- _A block of data_:
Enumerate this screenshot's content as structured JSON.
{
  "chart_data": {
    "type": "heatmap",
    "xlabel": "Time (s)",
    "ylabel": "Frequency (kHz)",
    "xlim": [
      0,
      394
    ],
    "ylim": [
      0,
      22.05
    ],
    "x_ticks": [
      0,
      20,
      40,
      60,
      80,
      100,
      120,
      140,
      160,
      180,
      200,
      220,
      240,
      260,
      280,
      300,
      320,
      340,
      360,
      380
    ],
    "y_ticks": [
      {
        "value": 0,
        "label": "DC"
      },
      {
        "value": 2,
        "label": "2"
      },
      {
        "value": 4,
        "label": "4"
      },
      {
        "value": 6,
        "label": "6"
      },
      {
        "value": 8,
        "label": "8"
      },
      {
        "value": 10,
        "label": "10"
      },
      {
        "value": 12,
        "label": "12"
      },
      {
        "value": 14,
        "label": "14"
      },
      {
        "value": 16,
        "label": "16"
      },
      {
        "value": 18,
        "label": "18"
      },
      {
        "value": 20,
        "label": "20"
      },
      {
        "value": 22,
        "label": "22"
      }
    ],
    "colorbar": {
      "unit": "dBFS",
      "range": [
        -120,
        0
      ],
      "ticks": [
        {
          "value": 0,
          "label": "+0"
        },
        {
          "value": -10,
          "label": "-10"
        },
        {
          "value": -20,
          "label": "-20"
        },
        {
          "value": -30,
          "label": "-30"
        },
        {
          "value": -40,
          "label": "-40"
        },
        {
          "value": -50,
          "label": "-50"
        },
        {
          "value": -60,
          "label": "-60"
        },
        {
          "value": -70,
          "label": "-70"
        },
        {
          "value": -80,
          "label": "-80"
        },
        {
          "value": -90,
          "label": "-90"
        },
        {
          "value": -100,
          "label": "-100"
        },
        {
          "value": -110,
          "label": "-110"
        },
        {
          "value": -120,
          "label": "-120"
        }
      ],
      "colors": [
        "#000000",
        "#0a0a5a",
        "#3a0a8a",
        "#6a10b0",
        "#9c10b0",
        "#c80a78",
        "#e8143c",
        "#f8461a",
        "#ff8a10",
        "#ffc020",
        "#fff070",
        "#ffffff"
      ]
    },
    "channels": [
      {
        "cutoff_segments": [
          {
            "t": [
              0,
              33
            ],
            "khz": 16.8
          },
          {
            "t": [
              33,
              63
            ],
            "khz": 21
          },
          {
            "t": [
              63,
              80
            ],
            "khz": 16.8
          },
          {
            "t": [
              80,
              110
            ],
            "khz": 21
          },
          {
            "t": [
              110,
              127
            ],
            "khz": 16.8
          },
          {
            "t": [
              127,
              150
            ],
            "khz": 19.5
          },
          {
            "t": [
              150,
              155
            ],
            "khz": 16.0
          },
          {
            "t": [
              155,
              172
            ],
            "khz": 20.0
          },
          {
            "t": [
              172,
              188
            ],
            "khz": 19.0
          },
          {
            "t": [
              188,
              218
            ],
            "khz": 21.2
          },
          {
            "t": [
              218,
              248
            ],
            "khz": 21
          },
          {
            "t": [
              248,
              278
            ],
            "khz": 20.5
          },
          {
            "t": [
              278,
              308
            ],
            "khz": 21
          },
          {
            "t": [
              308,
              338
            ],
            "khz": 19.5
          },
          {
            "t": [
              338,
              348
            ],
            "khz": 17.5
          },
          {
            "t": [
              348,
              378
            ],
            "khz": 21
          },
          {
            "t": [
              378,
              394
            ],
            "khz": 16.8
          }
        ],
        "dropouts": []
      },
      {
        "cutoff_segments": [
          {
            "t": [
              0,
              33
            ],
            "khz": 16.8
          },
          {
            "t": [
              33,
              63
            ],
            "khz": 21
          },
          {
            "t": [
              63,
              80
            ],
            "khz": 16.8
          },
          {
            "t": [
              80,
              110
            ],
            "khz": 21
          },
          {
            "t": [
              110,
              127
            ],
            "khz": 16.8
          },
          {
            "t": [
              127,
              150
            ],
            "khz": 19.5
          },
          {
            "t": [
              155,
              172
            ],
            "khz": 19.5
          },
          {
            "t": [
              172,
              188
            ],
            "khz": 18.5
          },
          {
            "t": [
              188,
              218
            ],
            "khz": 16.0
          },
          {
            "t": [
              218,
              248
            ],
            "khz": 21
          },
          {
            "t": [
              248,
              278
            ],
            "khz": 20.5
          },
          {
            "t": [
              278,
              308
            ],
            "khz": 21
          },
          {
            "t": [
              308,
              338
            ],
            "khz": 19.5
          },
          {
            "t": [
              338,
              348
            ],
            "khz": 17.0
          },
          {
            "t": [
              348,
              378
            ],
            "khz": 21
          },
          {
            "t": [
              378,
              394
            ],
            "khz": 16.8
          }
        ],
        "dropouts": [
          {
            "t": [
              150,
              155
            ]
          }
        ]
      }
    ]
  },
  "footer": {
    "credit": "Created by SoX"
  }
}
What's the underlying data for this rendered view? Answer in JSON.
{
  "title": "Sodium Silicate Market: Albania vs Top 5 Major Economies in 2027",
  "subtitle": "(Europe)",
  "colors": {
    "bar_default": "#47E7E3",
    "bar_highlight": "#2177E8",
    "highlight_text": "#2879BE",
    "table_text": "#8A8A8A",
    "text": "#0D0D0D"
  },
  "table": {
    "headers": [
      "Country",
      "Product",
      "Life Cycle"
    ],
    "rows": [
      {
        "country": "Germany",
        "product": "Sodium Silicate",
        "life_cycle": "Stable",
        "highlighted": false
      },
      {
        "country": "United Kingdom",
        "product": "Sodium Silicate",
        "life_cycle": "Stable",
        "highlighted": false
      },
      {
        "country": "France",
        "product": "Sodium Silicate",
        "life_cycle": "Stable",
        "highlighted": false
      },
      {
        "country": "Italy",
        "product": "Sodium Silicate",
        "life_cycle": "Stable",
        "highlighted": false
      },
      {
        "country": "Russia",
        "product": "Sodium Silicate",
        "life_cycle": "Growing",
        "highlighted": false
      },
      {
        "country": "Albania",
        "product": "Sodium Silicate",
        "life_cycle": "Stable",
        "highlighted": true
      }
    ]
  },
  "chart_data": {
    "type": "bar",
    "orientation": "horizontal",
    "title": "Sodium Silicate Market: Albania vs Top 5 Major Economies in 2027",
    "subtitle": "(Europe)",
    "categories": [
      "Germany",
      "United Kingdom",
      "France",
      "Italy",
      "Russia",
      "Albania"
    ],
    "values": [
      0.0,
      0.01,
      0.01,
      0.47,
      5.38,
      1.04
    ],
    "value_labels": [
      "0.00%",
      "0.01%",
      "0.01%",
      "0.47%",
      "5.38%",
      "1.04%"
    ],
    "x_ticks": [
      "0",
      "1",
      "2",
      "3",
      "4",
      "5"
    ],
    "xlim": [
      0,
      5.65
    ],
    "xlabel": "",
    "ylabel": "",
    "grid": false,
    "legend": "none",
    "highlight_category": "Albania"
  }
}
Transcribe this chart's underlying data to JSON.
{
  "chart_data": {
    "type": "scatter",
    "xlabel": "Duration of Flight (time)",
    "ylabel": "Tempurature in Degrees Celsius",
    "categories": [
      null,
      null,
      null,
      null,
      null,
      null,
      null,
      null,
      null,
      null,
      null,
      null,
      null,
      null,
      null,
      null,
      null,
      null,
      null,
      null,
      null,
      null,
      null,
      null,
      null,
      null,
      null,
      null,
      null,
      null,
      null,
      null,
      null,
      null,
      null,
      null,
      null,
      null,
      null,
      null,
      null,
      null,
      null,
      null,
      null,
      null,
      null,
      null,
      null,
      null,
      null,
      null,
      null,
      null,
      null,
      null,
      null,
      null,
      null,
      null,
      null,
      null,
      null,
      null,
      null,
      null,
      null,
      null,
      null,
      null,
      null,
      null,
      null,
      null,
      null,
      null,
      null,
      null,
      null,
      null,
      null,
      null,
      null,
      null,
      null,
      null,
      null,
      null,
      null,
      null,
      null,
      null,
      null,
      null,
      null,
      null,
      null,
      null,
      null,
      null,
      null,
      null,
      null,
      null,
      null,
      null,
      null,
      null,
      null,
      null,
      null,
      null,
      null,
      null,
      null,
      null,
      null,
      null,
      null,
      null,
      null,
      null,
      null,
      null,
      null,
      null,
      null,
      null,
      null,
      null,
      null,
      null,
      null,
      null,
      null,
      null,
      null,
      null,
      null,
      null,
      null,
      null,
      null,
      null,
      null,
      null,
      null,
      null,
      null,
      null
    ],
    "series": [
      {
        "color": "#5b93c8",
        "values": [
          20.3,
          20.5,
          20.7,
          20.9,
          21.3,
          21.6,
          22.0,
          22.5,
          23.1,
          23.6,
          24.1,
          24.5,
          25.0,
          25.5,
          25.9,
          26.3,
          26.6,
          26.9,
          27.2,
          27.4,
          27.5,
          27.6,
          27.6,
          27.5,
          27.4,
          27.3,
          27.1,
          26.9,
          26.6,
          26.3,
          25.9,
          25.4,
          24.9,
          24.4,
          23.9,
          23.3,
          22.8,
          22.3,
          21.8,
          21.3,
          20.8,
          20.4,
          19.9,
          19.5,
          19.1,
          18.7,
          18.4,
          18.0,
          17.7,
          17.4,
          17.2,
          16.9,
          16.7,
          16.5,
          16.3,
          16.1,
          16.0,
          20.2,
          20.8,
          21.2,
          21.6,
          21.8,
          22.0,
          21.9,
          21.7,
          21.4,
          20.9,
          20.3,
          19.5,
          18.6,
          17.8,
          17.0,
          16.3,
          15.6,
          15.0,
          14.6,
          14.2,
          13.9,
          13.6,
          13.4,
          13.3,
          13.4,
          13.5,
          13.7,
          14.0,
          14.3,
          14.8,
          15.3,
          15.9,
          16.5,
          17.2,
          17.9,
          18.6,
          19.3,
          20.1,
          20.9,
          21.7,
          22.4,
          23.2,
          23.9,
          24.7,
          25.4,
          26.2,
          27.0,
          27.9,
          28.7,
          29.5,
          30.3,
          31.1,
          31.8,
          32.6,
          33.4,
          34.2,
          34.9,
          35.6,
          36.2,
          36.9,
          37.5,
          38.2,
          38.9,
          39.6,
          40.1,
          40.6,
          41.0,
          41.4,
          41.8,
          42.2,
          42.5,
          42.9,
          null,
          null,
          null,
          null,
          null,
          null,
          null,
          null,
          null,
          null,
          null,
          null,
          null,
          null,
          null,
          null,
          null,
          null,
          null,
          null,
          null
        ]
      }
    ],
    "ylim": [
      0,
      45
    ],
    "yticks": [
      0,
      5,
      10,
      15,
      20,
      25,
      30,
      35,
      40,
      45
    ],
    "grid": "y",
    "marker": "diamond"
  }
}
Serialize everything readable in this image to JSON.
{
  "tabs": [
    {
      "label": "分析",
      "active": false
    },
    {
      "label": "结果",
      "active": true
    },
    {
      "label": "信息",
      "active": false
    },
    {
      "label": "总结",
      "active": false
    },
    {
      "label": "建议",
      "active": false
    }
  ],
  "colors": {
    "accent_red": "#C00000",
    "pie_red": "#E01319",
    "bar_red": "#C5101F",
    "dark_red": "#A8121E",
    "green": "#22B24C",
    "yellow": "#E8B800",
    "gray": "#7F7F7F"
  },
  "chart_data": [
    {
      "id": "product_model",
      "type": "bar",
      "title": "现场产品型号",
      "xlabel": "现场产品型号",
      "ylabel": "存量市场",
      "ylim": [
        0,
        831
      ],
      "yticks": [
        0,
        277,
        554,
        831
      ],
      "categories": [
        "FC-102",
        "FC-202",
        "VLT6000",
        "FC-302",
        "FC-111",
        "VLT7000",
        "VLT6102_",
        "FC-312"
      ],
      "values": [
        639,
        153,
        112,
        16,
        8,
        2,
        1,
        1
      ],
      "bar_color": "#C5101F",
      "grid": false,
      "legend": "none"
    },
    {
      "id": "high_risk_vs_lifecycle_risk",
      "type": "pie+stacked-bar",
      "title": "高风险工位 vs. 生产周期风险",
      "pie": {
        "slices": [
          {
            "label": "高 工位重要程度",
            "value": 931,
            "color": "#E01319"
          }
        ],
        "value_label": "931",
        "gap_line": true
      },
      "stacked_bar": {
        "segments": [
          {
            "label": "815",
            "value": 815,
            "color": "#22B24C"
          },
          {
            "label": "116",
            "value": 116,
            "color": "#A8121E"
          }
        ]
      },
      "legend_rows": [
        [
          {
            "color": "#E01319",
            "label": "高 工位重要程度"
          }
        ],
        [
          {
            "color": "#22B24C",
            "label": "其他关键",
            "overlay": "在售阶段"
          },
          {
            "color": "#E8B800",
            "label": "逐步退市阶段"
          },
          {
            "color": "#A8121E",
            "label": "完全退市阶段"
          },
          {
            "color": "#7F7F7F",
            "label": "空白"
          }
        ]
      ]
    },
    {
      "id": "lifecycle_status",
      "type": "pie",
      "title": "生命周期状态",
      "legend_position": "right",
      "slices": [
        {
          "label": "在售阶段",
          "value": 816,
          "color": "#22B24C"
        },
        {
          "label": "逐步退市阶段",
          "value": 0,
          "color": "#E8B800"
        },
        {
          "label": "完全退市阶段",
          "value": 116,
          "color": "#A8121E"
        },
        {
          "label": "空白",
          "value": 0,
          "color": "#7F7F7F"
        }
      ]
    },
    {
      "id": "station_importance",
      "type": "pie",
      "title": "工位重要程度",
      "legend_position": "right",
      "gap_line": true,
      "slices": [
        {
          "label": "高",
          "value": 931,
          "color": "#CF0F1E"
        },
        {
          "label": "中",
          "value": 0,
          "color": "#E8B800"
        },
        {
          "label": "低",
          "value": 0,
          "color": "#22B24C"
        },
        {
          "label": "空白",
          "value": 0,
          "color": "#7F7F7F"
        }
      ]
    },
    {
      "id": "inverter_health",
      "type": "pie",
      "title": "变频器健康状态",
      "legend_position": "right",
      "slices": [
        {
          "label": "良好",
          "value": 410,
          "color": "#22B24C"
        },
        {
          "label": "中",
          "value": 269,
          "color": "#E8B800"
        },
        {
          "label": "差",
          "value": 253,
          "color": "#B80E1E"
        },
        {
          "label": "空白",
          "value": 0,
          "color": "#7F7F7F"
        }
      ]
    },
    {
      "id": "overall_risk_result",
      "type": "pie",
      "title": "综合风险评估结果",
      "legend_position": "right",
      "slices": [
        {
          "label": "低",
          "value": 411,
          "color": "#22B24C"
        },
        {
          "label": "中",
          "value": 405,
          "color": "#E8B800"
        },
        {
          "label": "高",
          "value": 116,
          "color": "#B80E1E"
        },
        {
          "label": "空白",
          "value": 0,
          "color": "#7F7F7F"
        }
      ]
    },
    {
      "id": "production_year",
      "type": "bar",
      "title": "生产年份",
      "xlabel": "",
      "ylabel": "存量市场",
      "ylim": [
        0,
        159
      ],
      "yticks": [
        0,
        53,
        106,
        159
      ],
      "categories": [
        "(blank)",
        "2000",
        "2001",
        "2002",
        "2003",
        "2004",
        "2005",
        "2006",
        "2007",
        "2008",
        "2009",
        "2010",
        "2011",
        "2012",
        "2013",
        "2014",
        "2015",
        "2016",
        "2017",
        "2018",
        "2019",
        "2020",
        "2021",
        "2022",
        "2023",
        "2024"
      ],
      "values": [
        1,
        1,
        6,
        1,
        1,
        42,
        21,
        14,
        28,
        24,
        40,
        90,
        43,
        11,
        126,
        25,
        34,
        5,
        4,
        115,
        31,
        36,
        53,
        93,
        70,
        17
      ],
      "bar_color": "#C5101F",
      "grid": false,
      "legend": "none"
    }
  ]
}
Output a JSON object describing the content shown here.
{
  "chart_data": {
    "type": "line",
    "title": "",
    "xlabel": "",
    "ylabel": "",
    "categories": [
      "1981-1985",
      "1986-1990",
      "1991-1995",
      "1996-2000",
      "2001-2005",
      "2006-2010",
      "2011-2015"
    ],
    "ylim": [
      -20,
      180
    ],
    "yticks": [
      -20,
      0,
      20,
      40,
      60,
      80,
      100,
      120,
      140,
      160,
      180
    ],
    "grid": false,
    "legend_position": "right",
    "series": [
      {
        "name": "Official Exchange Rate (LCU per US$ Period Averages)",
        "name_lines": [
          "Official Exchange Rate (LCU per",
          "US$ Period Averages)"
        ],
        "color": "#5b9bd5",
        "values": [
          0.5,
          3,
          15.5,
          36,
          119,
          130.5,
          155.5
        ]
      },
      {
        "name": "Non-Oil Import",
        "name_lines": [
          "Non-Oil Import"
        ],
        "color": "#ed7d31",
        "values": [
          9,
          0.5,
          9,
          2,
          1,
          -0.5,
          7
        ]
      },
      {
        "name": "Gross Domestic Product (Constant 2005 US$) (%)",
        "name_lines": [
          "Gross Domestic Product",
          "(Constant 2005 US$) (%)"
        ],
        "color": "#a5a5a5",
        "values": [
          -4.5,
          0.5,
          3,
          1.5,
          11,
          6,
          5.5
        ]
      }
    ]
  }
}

- _Stated goal_: Read the data above. Pull out each line in which the string "this" appears.

- _Result of the task_:
Enumerate this screenshot's content as structured JSON.
What's the underlying data for this rendered view? Answer in JSON.
Transcribe this chart's underlying data to JSON.
Serialize everything readable in this image to JSON.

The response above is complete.